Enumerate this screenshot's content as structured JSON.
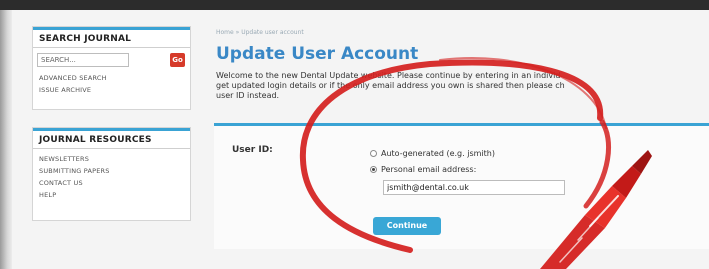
{
  "sidebar": {
    "search_box": {
      "title": "SEARCH JOURNAL",
      "search_placeholder": "SEARCH...",
      "go_label": "Go",
      "links": [
        "ADVANCED SEARCH",
        "ISSUE ARCHIVE"
      ]
    },
    "resources_box": {
      "title": "JOURNAL RESOURCES",
      "links": [
        "NEWSLETTERS",
        "SUBMITTING PAPERS",
        "CONTACT US",
        "HELP"
      ]
    }
  },
  "breadcrumb": "Home » Update user account",
  "page_title": "Update User Account",
  "intro_lines": [
    "Welcome to the new Dental Update website. Please continue by entering in an individ",
    "get updated login details or if the only email address you own is shared then please ch",
    "user ID instead."
  ],
  "form": {
    "user_id_label": "User ID:",
    "option_auto": "Auto-generated (e.g. jsmith)",
    "option_email": "Personal email address:",
    "email_value": "jsmith@dental.co.uk",
    "continue_label": "Continue"
  },
  "colors": {
    "accent": "#3aa3d4",
    "title": "#3a88c6",
    "go_button": "#d63a2a",
    "annotation": "#d4201e"
  },
  "icons": {
    "annotation": "red-circle-and-pen-mark"
  }
}
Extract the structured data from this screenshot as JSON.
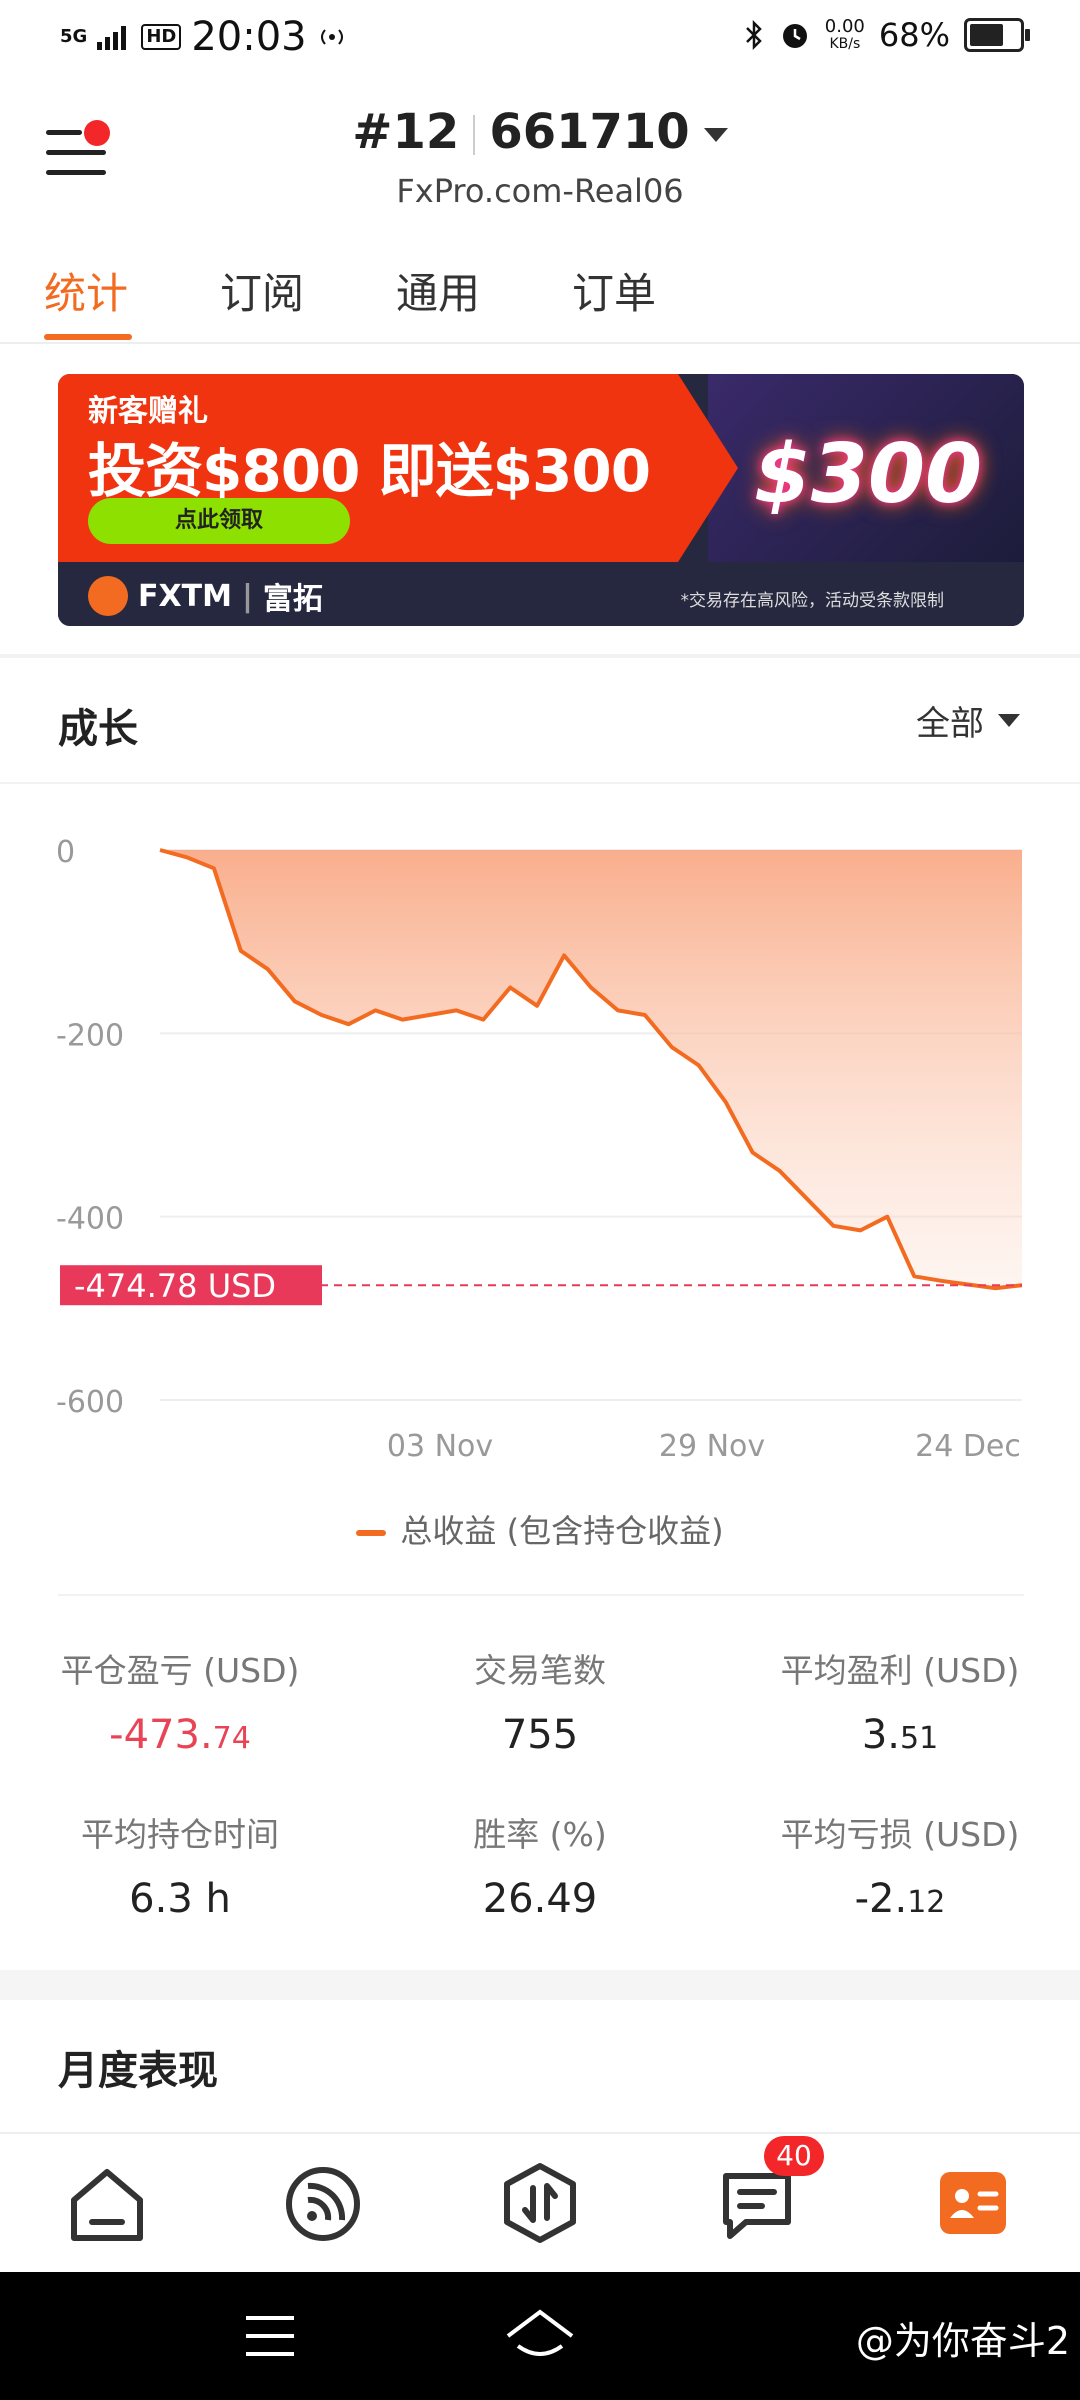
{
  "status_bar": {
    "network": "5G",
    "hd": "HD",
    "time": "20:03",
    "speed": "0.00",
    "speed_unit": "KB/s",
    "battery": "68%"
  },
  "header": {
    "account_prefix": "#12",
    "account_number": "661710",
    "server": "FxPro.com-Real06"
  },
  "tabs": [
    {
      "label": "统计",
      "active": true
    },
    {
      "label": "订阅",
      "active": false
    },
    {
      "label": "通用",
      "active": false
    },
    {
      "label": "订单",
      "active": false
    }
  ],
  "banner": {
    "line1": "新客赠礼",
    "line2": "投资$800 即送$300",
    "cta": "点此领取",
    "promo_amount": "$300",
    "brand": "FXTM",
    "brand_cn": "富拓",
    "risk_note": "*交易存在高风险，活动受条款限制"
  },
  "growth": {
    "title": "成长",
    "filter": "全部",
    "current_label": "-474.78  USD",
    "legend": "总收益 (包含持仓收益)"
  },
  "chart_data": {
    "type": "area",
    "title": "",
    "xlabel": "",
    "ylabel": "",
    "ylim": [
      -600,
      0
    ],
    "yticks": [
      0,
      -200,
      -400,
      -600
    ],
    "xticks": [
      "03  Nov",
      "29  Nov",
      "24  Dec"
    ],
    "series": [
      {
        "name": "总收益 (包含持仓收益)",
        "values": [
          0,
          -8,
          -20,
          -110,
          -130,
          -165,
          -180,
          -190,
          -175,
          -185,
          -180,
          -175,
          -185,
          -150,
          -170,
          -115,
          -150,
          -175,
          -180,
          -215,
          -235,
          -275,
          -330,
          -350,
          -380,
          -410,
          -415,
          -400,
          -465,
          -470,
          -474,
          -478,
          -474.78
        ]
      }
    ],
    "current_value": -474.78,
    "accent_color": "#f36b21",
    "marker_color": "#e8395a"
  },
  "stats": [
    {
      "label": "平仓盈亏 (USD)",
      "value_int": "-473.",
      "value_dec": "74",
      "negative": true
    },
    {
      "label": "交易笔数",
      "value_int": "755",
      "value_dec": "",
      "negative": false
    },
    {
      "label": "平均盈利 (USD)",
      "value_int": "3.",
      "value_dec": "51",
      "negative": false
    },
    {
      "label": "平均持仓时间",
      "value_int": "6.3 h",
      "value_dec": "",
      "negative": false
    },
    {
      "label": "胜率 (%)",
      "value_int": "26.49",
      "value_dec": "",
      "negative": false
    },
    {
      "label": "平均亏损 (USD)",
      "value_int": "-2.",
      "value_dec": "12",
      "negative": false
    }
  ],
  "monthly": {
    "title": "月度表现"
  },
  "bottom_nav": {
    "badge": "40",
    "items": [
      "home-icon",
      "feed-icon",
      "trade-icon",
      "message-icon",
      "profile-icon"
    ]
  },
  "system_bar": {
    "watermark": "@为你奋斗2"
  }
}
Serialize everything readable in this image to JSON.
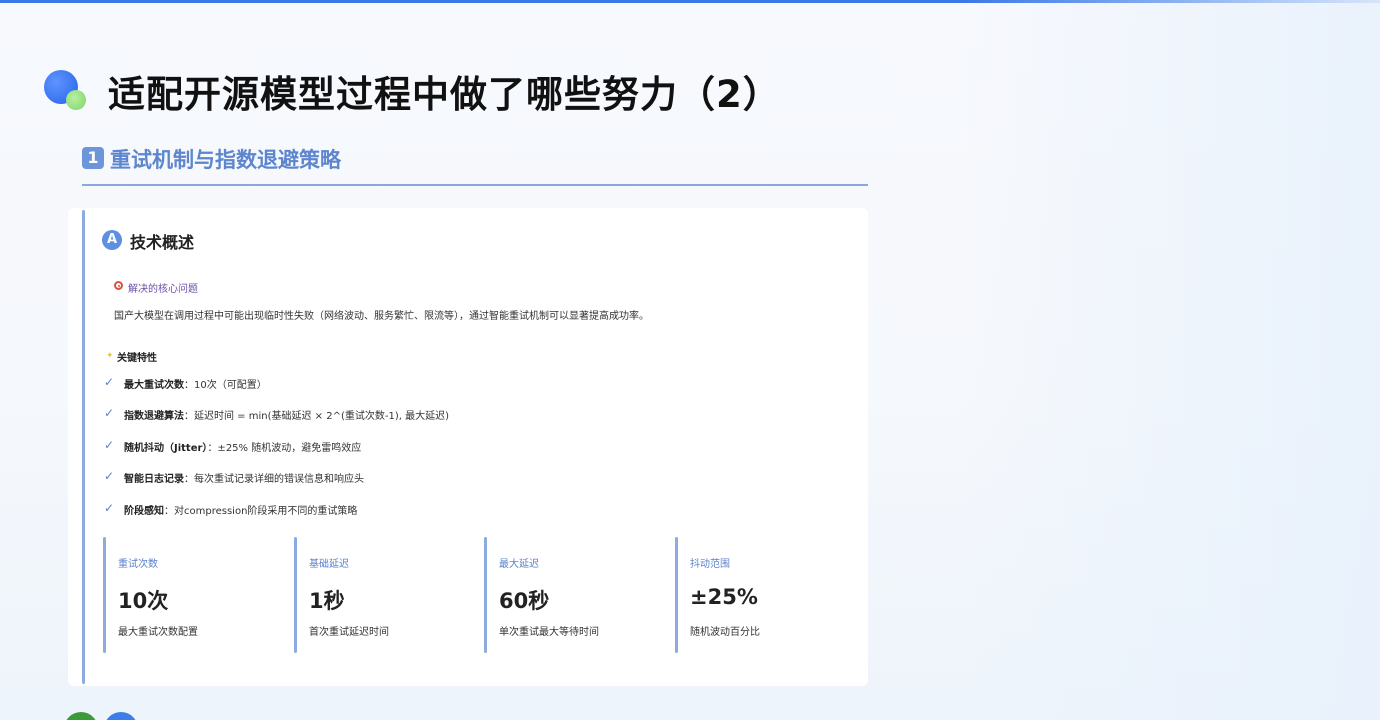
{
  "page": {
    "title": "适配开源模型过程中做了哪些努力（2）"
  },
  "section": {
    "number": "1",
    "title": "重试机制与指数退避策略"
  },
  "overview": {
    "badge": "A",
    "title": "技术概述",
    "problem_label": "解决的核心问题",
    "problem_desc": "国产大模型在调用过程中可能出现临时性失败（网络波动、服务繁忙、限流等），通过智能重试机制可以显著提高成功率。",
    "features_label": "关键特性",
    "features": [
      {
        "name": "最大重试次数",
        "desc": "：10次（可配置）"
      },
      {
        "name": "指数退避算法",
        "desc": "：延迟时间 = min(基础延迟 × 2^(重试次数-1), 最大延迟)"
      },
      {
        "name": "随机抖动（Jitter）",
        "desc": "：±25% 随机波动，避免雷鸣效应"
      },
      {
        "name": "智能日志记录",
        "desc": "：每次重试记录详细的错误信息和响应头"
      },
      {
        "name": "阶段感知",
        "desc": "：对compression阶段采用不同的重试策略"
      }
    ]
  },
  "stats": [
    {
      "label": "重试次数",
      "value": "10次",
      "desc": "最大重试次数配置"
    },
    {
      "label": "基础延迟",
      "value": "1秒",
      "desc": "首次重试延迟时间"
    },
    {
      "label": "最大延迟",
      "value": "60秒",
      "desc": "单次重试最大等待时间"
    },
    {
      "label": "抖动范围",
      "value": "±25%",
      "desc": "随机波动百分比"
    }
  ],
  "colors": {
    "accent_blue": "#3a78e8",
    "section_title": "#5d86cf",
    "card_accent": "#8eabdf",
    "problem_label": "#6b4ea8"
  },
  "icons": {
    "logo": "blue-green-dots-logo",
    "section_badge": "keycap-one-icon",
    "overview_badge": "circled-a-icon",
    "problem": "target-icon",
    "features": "sparkle-icon",
    "feature_item": "checkmark-icon"
  }
}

- - - - - - -

[Exercise]: Transcribe the records verbatim and omit the images.

[Solved problem]:
Enumerate this screenshot's content as structured JSON.
{
  "sidebar": {
    "search_box": {
      "title": "SEARCH JOURNAL",
      "search_placeholder": "SEARCH...",
      "go_label": "Go",
      "links": [
        "ADVANCED SEARCH",
        "ISSUE ARCHIVE"
      ]
    },
    "resources_box": {
      "title": "JOURNAL RESOURCES",
      "links": [
        "NEWSLETTERS",
        "SUBMITTING PAPERS",
        "CONTACT US",
        "HELP"
      ]
    }
  },
  "breadcrumb": "Home » Update user account",
  "page_title": "Update User Account",
  "intro_lines": [
    "Welcome to the new Dental Update website. Please continue by entering in an individ",
    "get updated login details or if the only email address you own is shared then please ch",
    "user ID instead."
  ],
  "form": {
    "user_id_label": "User ID:",
    "option_auto": "Auto-generated (e.g. jsmith)",
    "option_email": "Personal email address:",
    "email_value": "jsmith@dental.co.uk",
    "continue_label": "Continue"
  },
  "colors": {
    "accent": "#3aa3d4",
    "title": "#3a88c6",
    "go_button": "#d63a2a",
    "annotation": "#d4201e"
  },
  "icons": {
    "annotation": "red-circle-and-pen-mark"
  }
}
Extract the structured data from this screenshot as JSON.
{
  "status_bar": {
    "network": "5G",
    "hd": "HD",
    "time": "20:03",
    "speed": "0.00",
    "speed_unit": "KB/s",
    "battery": "68%"
  },
  "header": {
    "account_prefix": "#12",
    "account_number": "661710",
    "server": "FxPro.com-Real06"
  },
  "tabs": [
    {
      "label": "统计",
      "active": true
    },
    {
      "label": "订阅",
      "active": false
    },
    {
      "label": "通用",
      "active": false
    },
    {
      "label": "订单",
      "active": false
    }
  ],
  "banner": {
    "line1": "新客赠礼",
    "line2": "投资$800 即送$300",
    "cta": "点此领取",
    "promo_amount": "$300",
    "brand": "FXTM",
    "brand_cn": "富拓",
    "risk_note": "*交易存在高风险，活动受条款限制"
  },
  "growth": {
    "title": "成长",
    "filter": "全部",
    "current_label": "-474.78  USD",
    "legend": "总收益 (包含持仓收益)"
  },
  "chart_data": {
    "type": "area",
    "title": "",
    "xlabel": "",
    "ylabel": "",
    "ylim": [
      -600,
      0
    ],
    "yticks": [
      0,
      -200,
      -400,
      -600
    ],
    "xticks": [
      "03  Nov",
      "29  Nov",
      "24  Dec"
    ],
    "series": [
      {
        "name": "总收益 (包含持仓收益)",
        "values": [
          0,
          -8,
          -20,
          -110,
          -130,
          -165,
          -180,
          -190,
          -175,
          -185,
          -180,
          -175,
          -185,
          -150,
          -170,
          -115,
          -150,
          -175,
          -180,
          -215,
          -235,
          -275,
          -330,
          -350,
          -380,
          -410,
          -415,
          -400,
          -465,
          -470,
          -474,
          -478,
          -474.78
        ]
      }
    ],
    "current_value": -474.78,
    "accent_color": "#f36b21",
    "marker_color": "#e8395a"
  },
  "stats": [
    {
      "label": "平仓盈亏 (USD)",
      "value_int": "-473.",
      "value_dec": "74",
      "negative": true
    },
    {
      "label": "交易笔数",
      "value_int": "755",
      "value_dec": "",
      "negative": false
    },
    {
      "label": "平均盈利 (USD)",
      "value_int": "3.",
      "value_dec": "51",
      "negative": false
    },
    {
      "label": "平均持仓时间",
      "value_int": "6.3 h",
      "value_dec": "",
      "negative": false
    },
    {
      "label": "胜率 (%)",
      "value_int": "26.49",
      "value_dec": "",
      "negative": false
    },
    {
      "label": "平均亏损 (USD)",
      "value_int": "-2.",
      "value_dec": "12",
      "negative": false
    }
  ],
  "monthly": {
    "title": "月度表现"
  },
  "bottom_nav": {
    "badge": "40",
    "items": [
      "home-icon",
      "feed-icon",
      "trade-icon",
      "message-icon",
      "profile-icon"
    ]
  },
  "system_bar": {
    "watermark": "@为你奋斗2"
  }
}
Serialize everything readable in this image to JSON.
{
  "page": {
    "title": "适配开源模型过程中做了哪些努力（2）"
  },
  "section": {
    "number": "1",
    "title": "重试机制与指数退避策略"
  },
  "overview": {
    "badge": "A",
    "title": "技术概述",
    "problem_label": "解决的核心问题",
    "problem_desc": "国产大模型在调用过程中可能出现临时性失败（网络波动、服务繁忙、限流等），通过智能重试机制可以显著提高成功率。",
    "features_label": "关键特性",
    "features": [
      {
        "name": "最大重试次数",
        "desc": "：10次（可配置）"
      },
      {
        "name": "指数退避算法",
        "desc": "：延迟时间 = min(基础延迟 × 2^(重试次数-1), 最大延迟)"
      },
      {
        "name": "随机抖动（Jitter）",
        "desc": "：±25% 随机波动，避免雷鸣效应"
      },
      {
        "name": "智能日志记录",
        "desc": "：每次重试记录详细的错误信息和响应头"
      },
      {
        "name": "阶段感知",
        "desc": "：对compression阶段采用不同的重试策略"
      }
    ]
  },
  "stats": [
    {
      "label": "重试次数",
      "value": "10次",
      "desc": "最大重试次数配置"
    },
    {
      "label": "基础延迟",
      "value": "1秒",
      "desc": "首次重试延迟时间"
    },
    {
      "label": "最大延迟",
      "value": "60秒",
      "desc": "单次重试最大等待时间"
    },
    {
      "label": "抖动范围",
      "value": "±25%",
      "desc": "随机波动百分比"
    }
  ],
  "colors": {
    "accent_blue": "#3a78e8",
    "section_title": "#5d86cf",
    "card_accent": "#8eabdf",
    "problem_label": "#6b4ea8"
  },
  "icons": {
    "logo": "blue-green-dots-logo",
    "section_badge": "keycap-one-icon",
    "overview_badge": "circled-a-icon",
    "problem": "target-icon",
    "features": "sparkle-icon",
    "feature_item": "checkmark-icon"
  }
}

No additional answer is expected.